Provided data >>
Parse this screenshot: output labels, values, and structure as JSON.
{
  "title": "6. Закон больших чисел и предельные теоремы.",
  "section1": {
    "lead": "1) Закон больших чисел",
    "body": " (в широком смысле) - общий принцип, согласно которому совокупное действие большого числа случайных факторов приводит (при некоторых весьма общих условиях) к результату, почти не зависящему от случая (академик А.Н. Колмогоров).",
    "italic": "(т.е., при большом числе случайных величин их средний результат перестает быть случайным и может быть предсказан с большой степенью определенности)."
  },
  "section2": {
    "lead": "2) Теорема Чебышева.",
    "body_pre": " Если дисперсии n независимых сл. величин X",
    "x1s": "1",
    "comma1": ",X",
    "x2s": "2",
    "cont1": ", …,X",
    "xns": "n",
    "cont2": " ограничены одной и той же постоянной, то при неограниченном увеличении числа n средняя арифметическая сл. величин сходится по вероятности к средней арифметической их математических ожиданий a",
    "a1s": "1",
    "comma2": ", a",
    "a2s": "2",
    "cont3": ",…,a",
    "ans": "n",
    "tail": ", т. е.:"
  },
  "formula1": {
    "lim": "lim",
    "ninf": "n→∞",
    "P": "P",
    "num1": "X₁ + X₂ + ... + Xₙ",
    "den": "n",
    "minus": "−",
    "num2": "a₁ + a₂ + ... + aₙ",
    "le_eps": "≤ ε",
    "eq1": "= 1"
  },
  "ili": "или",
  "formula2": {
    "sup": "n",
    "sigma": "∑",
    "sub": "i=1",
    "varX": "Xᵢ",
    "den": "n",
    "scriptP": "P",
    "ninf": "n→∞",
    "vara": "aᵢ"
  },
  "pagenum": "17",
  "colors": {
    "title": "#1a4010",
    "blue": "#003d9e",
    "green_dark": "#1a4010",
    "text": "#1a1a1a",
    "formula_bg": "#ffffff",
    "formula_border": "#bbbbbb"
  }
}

Exercise instructions >> Your task is to repeat the data exactly; please include every line.

Final result >>
Parse this screenshot: output labels, values, and structure as JSON.
{
  "title": "6. Закон больших чисел и предельные теоремы.",
  "section1": {
    "lead": "1) Закон больших чисел",
    "body": " (в широком смысле) - общий принцип, согласно которому совокупное действие большого числа случайных факторов приводит (при некоторых весьма общих условиях) к результату, почти не зависящему от случая (академик А.Н. Колмогоров).",
    "italic": "(т.е., при большом числе случайных величин их средний результат перестает быть случайным и может быть предсказан с большой степенью определенности)."
  },
  "section2": {
    "lead": "2) Теорема Чебышева.",
    "body_pre": " Если дисперсии n независимых сл. величин X",
    "x1s": "1",
    "comma1": ",X",
    "x2s": "2",
    "cont1": ", …,X",
    "xns": "n",
    "cont2": " ограничены одной и той же постоянной, то при неограниченном увеличении числа n средняя арифметическая сл. величин сходится по вероятности к средней арифметической их математических ожиданий a",
    "a1s": "1",
    "comma2": ", a",
    "a2s": "2",
    "cont3": ",…,a",
    "ans": "n",
    "tail": ", т. е.:"
  },
  "formula1": {
    "lim": "lim",
    "ninf": "n→∞",
    "P": "P",
    "num1": "X₁ + X₂ + ... + Xₙ",
    "den": "n",
    "minus": "−",
    "num2": "a₁ + a₂ + ... + aₙ",
    "le_eps": "≤ ε",
    "eq1": "= 1"
  },
  "ili": "или",
  "formula2": {
    "sup": "n",
    "sigma": "∑",
    "sub": "i=1",
    "varX": "Xᵢ",
    "den": "n",
    "scriptP": "P",
    "ninf": "n→∞",
    "vara": "aᵢ"
  },
  "pagenum": "17",
  "colors": {
    "title": "#1a4010",
    "blue": "#003d9e",
    "green_dark": "#1a4010",
    "text": "#1a1a1a",
    "formula_bg": "#ffffff",
    "formula_border": "#bbbbbb"
  }
}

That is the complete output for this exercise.